What you will do — Restate the data below word for word. Skip any images it contains.

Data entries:

———

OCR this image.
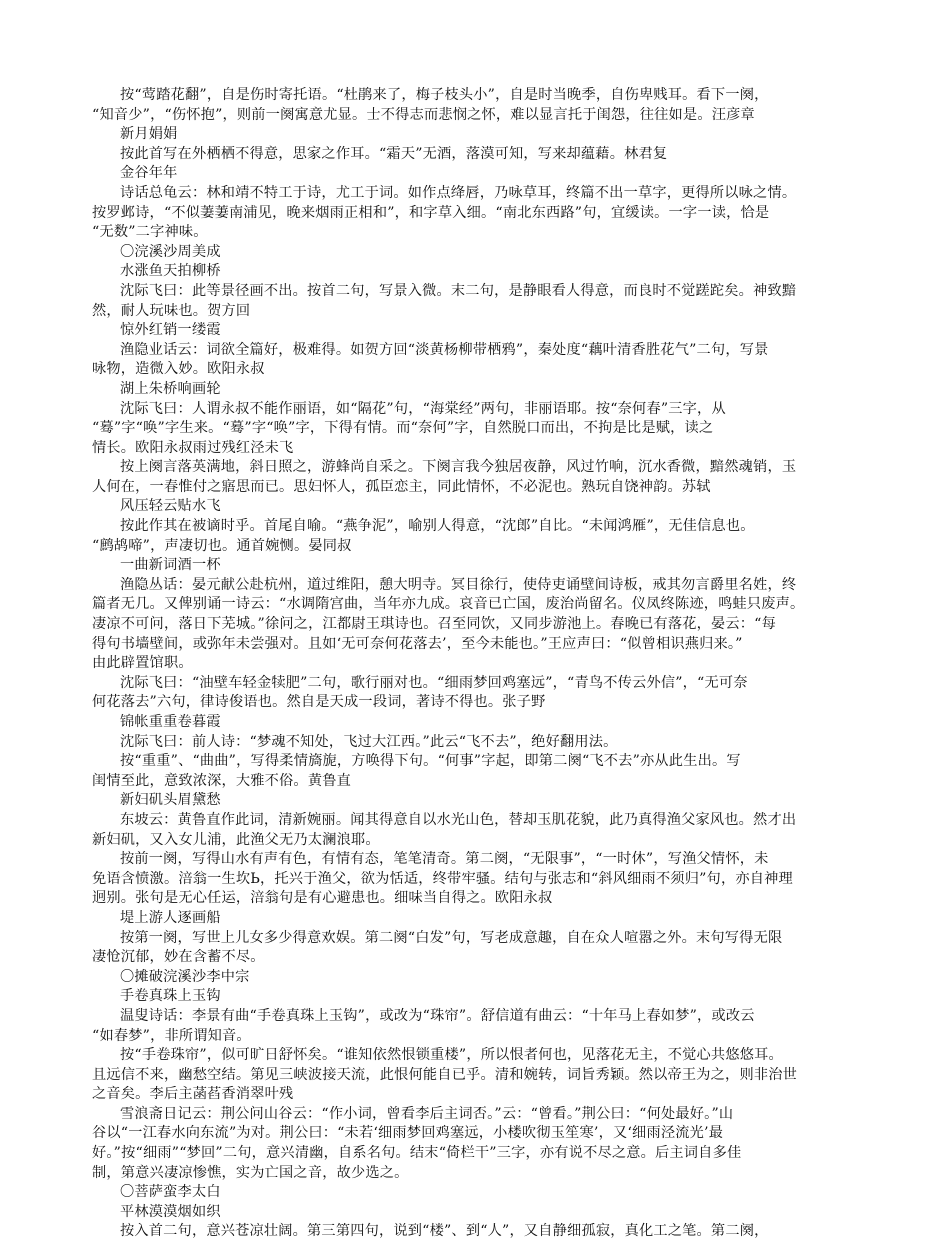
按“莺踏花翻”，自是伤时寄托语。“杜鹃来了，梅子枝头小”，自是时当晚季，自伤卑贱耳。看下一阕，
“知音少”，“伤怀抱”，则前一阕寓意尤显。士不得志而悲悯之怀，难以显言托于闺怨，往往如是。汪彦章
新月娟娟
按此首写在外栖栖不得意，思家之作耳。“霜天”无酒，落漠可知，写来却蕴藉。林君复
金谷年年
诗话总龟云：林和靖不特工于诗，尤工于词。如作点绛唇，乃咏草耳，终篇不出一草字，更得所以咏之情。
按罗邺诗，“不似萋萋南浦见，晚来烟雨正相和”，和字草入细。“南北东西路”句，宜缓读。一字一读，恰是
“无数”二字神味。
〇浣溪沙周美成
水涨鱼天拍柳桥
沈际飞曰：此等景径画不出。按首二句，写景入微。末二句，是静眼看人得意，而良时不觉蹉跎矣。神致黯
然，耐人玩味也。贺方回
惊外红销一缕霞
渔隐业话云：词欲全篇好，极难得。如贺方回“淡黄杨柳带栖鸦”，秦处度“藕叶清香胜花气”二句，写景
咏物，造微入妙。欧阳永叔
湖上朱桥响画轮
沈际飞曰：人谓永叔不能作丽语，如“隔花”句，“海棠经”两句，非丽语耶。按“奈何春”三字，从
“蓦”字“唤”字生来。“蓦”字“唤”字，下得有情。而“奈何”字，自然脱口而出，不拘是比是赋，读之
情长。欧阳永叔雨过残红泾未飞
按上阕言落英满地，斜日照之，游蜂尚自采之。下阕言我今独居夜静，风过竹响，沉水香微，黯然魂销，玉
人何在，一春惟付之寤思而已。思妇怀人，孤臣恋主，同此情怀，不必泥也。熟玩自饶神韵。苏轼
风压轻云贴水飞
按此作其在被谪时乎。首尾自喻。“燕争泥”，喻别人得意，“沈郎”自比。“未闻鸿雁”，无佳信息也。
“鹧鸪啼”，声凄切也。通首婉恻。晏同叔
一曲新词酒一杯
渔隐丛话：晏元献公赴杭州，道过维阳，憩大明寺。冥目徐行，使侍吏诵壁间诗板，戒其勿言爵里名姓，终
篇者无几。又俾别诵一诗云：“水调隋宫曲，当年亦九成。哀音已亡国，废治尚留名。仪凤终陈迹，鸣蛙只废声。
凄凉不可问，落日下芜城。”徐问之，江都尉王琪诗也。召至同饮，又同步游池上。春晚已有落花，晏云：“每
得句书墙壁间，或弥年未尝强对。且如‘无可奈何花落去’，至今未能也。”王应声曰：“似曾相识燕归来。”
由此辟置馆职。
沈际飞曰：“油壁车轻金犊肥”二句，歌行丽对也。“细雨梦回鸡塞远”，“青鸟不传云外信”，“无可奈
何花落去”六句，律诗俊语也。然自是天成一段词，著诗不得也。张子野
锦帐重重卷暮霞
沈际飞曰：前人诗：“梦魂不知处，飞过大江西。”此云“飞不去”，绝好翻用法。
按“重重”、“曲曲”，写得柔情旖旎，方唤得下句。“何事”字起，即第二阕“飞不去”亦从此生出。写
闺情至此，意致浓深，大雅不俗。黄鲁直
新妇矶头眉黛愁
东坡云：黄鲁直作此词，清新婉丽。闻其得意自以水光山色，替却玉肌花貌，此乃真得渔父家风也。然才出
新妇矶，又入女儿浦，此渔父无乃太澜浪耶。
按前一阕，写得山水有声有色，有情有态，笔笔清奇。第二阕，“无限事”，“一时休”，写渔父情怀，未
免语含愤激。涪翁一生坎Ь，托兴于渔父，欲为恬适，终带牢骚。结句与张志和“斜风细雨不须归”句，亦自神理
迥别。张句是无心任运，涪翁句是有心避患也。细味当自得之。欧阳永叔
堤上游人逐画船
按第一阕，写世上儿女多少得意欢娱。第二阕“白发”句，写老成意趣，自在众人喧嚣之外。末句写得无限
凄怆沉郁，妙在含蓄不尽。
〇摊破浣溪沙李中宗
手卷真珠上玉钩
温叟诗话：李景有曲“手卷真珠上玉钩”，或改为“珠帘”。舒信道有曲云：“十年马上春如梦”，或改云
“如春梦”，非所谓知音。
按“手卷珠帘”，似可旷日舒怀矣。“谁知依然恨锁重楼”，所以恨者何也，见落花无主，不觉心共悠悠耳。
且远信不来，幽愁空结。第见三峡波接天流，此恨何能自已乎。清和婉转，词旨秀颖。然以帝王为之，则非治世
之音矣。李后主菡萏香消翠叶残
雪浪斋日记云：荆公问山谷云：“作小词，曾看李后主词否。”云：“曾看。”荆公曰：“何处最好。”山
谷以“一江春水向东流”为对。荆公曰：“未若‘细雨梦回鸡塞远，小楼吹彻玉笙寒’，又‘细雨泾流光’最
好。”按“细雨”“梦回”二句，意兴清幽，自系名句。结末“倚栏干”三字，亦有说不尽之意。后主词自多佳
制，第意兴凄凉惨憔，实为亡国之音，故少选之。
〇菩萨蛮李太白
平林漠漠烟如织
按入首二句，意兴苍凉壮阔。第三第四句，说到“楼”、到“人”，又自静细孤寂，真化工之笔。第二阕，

———

Answer to this task —
OCR this image.
按“莺踏花翻”，自是伤时寄托语。“杜鹃来了，梅子枝头小”，自是时当晚季，自伤卑贱耳。看下一阕，
“知音少”，“伤怀抱”，则前一阕寓意尤显。士不得志而悲悯之怀，难以显言托于闺怨，往往如是。汪彦章
新月娟娟
按此首写在外栖栖不得意，思家之作耳。“霜天”无酒，落漠可知，写来却蕴藉。林君复
金谷年年
诗话总龟云：林和靖不特工于诗，尤工于词。如作点绛唇，乃咏草耳，终篇不出一草字，更得所以咏之情。
按罗邺诗，“不似萋萋南浦见，晚来烟雨正相和”，和字草入细。“南北东西路”句，宜缓读。一字一读，恰是
“无数”二字神味。
〇浣溪沙周美成
水涨鱼天拍柳桥
沈际飞曰：此等景径画不出。按首二句，写景入微。末二句，是静眼看人得意，而良时不觉蹉跎矣。神致黯
然，耐人玩味也。贺方回
惊外红销一缕霞
渔隐业话云：词欲全篇好，极难得。如贺方回“淡黄杨柳带栖鸦”，秦处度“藕叶清香胜花气”二句，写景
咏物，造微入妙。欧阳永叔
湖上朱桥响画轮
沈际飞曰：人谓永叔不能作丽语，如“隔花”句，“海棠经”两句，非丽语耶。按“奈何春”三字，从
“蓦”字“唤”字生来。“蓦”字“唤”字，下得有情。而“奈何”字，自然脱口而出，不拘是比是赋，读之
情长。欧阳永叔雨过残红泾未飞
按上阕言落英满地，斜日照之，游蜂尚自采之。下阕言我今独居夜静，风过竹响，沉水香微，黯然魂销，玉
人何在，一春惟付之寤思而已。思妇怀人，孤臣恋主，同此情怀，不必泥也。熟玩自饶神韵。苏轼
风压轻云贴水飞
按此作其在被谪时乎。首尾自喻。“燕争泥”，喻别人得意，“沈郎”自比。“未闻鸿雁”，无佳信息也。
“鹧鸪啼”，声凄切也。通首婉恻。晏同叔
一曲新词酒一杯
渔隐丛话：晏元献公赴杭州，道过维阳，憩大明寺。冥目徐行，使侍吏诵壁间诗板，戒其勿言爵里名姓，终
篇者无几。又俾别诵一诗云：“水调隋宫曲，当年亦九成。哀音已亡国，废治尚留名。仪凤终陈迹，鸣蛙只废声。
凄凉不可问，落日下芜城。”徐问之，江都尉王琪诗也。召至同饮，又同步游池上。春晚已有落花，晏云：“每
得句书墙壁间，或弥年未尝强对。且如‘无可奈何花落去’，至今未能也。”王应声曰：“似曾相识燕归来。”
由此辟置馆职。
沈际飞曰：“油壁车轻金犊肥”二句，歌行丽对也。“细雨梦回鸡塞远”，“青鸟不传云外信”，“无可奈
何花落去”六句，律诗俊语也。然自是天成一段词，著诗不得也。张子野
锦帐重重卷暮霞
沈际飞曰：前人诗：“梦魂不知处，飞过大江西。”此云“飞不去”，绝好翻用法。
按“重重”、“曲曲”，写得柔情旖旎，方唤得下句。“何事”字起，即第二阕“飞不去”亦从此生出。写
闺情至此，意致浓深，大雅不俗。黄鲁直
新妇矶头眉黛愁
东坡云：黄鲁直作此词，清新婉丽。闻其得意自以水光山色，替却玉肌花貌，此乃真得渔父家风也。然才出
新妇矶，又入女儿浦，此渔父无乃太澜浪耶。
按前一阕，写得山水有声有色，有情有态，笔笔清奇。第二阕，“无限事”，“一时休”，写渔父情怀，未
免语含愤激。涪翁一生坎Ь，托兴于渔父，欲为恬适，终带牢骚。结句与张志和“斜风细雨不须归”句，亦自神理
迥别。张句是无心任运，涪翁句是有心避患也。细味当自得之。欧阳永叔
堤上游人逐画船
按第一阕，写世上儿女多少得意欢娱。第二阕“白发”句，写老成意趣，自在众人喧嚣之外。末句写得无限
凄怆沉郁，妙在含蓄不尽。
〇摊破浣溪沙李中宗
手卷真珠上玉钩
温叟诗话：李景有曲“手卷真珠上玉钩”，或改为“珠帘”。舒信道有曲云：“十年马上春如梦”，或改云
“如春梦”，非所谓知音。
按“手卷珠帘”，似可旷日舒怀矣。“谁知依然恨锁重楼”，所以恨者何也，见落花无主，不觉心共悠悠耳。
且远信不来，幽愁空结。第见三峡波接天流，此恨何能自已乎。清和婉转，词旨秀颖。然以帝王为之，则非治世
之音矣。李后主菡萏香消翠叶残
雪浪斋日记云：荆公问山谷云：“作小词，曾看李后主词否。”云：“曾看。”荆公曰：“何处最好。”山
谷以“一江春水向东流”为对。荆公曰：“未若‘细雨梦回鸡塞远，小楼吹彻玉笙寒’，又‘细雨泾流光’最
好。”按“细雨”“梦回”二句，意兴清幽，自系名句。结末“倚栏干”三字，亦有说不尽之意。后主词自多佳
制，第意兴凄凉惨憔，实为亡国之音，故少选之。
〇菩萨蛮李太白
平林漠漠烟如织
按入首二句，意兴苍凉壮阔。第三第四句，说到“楼”、到“人”，又自静细孤寂，真化工之笔。第二阕，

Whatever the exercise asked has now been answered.